(Direction): Every line below that holds the string "farba" should be copied out.

(Dataset rows):
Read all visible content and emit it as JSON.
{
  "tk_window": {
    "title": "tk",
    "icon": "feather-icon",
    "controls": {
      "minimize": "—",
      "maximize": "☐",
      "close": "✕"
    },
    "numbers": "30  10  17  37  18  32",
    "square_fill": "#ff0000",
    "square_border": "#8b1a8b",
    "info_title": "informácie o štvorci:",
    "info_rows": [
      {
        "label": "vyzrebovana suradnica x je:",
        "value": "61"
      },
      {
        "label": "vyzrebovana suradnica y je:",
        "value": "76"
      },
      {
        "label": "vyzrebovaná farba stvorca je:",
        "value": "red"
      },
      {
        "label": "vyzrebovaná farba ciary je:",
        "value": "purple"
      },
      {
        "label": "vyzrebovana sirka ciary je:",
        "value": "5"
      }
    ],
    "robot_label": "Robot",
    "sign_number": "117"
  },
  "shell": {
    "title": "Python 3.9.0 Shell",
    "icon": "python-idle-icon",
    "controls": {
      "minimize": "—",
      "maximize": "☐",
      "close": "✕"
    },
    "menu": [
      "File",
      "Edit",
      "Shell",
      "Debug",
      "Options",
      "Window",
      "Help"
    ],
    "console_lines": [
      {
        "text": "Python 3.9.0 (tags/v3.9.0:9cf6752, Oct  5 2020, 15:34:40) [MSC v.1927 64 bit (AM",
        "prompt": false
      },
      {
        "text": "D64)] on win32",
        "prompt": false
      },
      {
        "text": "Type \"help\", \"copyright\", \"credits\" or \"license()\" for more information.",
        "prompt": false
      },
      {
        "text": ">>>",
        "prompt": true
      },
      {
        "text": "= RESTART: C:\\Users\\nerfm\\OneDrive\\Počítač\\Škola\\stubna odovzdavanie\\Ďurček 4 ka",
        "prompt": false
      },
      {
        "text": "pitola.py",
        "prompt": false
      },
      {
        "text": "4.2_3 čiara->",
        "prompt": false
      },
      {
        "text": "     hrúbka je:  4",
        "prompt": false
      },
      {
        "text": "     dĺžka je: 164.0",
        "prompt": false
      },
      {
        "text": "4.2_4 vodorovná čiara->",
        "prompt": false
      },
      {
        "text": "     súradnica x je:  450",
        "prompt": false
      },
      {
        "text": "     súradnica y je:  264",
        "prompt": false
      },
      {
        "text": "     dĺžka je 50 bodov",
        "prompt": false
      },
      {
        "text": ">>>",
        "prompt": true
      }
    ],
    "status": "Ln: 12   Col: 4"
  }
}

(Final result):
        "label": "vyzrebovaná farba stvorca je:",
        "label": "vyzrebovaná farba ciary je:",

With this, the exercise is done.